**PROBLEM DESCRIPTION:** Reply with one number: how many lines contain the word "right".

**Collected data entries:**
(begin)

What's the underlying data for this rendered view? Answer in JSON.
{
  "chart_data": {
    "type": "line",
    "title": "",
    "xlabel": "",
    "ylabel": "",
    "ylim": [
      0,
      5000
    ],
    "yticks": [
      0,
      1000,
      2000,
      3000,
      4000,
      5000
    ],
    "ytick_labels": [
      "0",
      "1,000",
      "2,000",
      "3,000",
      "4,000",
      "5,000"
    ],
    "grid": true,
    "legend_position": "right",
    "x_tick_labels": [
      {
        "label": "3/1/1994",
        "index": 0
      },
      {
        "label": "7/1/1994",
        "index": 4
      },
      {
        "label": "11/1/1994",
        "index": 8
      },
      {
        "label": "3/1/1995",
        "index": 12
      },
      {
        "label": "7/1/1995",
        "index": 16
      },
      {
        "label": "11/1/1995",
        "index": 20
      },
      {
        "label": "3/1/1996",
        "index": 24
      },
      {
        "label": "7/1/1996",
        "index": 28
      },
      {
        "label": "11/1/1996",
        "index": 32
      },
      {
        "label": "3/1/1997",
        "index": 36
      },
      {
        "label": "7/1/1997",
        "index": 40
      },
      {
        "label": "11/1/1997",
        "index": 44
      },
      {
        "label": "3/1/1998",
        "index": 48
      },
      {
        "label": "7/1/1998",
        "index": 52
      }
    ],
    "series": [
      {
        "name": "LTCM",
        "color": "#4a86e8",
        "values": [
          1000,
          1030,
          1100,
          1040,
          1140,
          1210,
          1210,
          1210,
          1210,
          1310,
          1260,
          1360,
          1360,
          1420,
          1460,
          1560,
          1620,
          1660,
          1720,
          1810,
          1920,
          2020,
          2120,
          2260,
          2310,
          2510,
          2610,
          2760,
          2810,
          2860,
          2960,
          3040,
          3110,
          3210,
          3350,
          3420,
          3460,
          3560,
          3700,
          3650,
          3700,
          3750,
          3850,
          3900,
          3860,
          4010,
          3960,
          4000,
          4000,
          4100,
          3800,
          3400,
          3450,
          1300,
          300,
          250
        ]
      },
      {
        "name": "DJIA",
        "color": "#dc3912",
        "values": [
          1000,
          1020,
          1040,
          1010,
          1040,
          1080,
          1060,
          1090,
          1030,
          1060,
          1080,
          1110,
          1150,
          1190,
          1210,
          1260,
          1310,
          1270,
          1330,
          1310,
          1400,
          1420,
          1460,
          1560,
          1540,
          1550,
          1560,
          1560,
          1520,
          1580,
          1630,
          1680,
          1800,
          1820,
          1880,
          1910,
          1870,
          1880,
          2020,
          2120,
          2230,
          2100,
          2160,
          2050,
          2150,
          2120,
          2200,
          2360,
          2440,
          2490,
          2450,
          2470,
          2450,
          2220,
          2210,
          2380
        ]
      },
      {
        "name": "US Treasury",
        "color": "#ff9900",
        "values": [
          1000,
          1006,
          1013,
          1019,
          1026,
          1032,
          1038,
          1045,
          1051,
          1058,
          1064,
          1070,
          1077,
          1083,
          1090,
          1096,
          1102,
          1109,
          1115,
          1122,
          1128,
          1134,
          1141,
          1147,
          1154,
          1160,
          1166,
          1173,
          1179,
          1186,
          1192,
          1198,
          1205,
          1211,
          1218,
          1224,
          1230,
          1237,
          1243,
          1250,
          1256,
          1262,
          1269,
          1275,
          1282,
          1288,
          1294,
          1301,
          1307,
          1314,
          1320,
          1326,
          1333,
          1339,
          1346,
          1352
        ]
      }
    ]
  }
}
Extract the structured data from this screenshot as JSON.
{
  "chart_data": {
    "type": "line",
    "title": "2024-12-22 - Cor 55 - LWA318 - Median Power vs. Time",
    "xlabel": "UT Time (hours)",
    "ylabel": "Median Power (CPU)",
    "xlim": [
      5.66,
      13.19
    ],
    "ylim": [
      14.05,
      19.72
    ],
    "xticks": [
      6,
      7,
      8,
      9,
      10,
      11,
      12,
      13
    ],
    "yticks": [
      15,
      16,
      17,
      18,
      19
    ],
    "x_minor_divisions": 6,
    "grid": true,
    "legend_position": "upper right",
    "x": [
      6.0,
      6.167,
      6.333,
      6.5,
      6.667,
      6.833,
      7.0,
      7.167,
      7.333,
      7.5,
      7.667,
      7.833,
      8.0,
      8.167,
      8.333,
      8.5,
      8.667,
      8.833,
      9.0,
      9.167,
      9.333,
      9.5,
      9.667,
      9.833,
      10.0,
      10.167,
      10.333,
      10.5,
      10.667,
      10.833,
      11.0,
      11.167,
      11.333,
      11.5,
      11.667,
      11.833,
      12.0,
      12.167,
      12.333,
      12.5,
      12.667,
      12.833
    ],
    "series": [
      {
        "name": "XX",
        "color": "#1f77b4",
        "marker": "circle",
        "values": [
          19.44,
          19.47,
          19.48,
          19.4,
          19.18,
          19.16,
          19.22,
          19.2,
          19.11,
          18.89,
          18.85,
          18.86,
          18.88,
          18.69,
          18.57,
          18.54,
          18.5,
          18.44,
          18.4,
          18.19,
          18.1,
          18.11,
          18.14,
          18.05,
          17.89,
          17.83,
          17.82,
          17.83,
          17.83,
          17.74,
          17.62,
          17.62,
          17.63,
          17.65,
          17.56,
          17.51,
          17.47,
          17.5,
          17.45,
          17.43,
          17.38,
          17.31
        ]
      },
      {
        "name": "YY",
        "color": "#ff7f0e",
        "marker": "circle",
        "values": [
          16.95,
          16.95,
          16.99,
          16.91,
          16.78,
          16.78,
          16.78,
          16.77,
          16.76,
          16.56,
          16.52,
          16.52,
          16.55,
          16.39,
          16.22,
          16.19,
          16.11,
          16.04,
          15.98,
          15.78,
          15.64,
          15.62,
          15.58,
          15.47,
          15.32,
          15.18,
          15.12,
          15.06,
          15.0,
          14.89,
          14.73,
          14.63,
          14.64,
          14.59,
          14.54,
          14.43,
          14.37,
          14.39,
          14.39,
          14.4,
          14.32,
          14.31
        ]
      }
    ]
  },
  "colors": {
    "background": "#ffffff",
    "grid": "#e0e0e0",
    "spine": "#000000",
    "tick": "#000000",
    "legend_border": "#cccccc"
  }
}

(end)

**EXERCISE ANSWER:** 2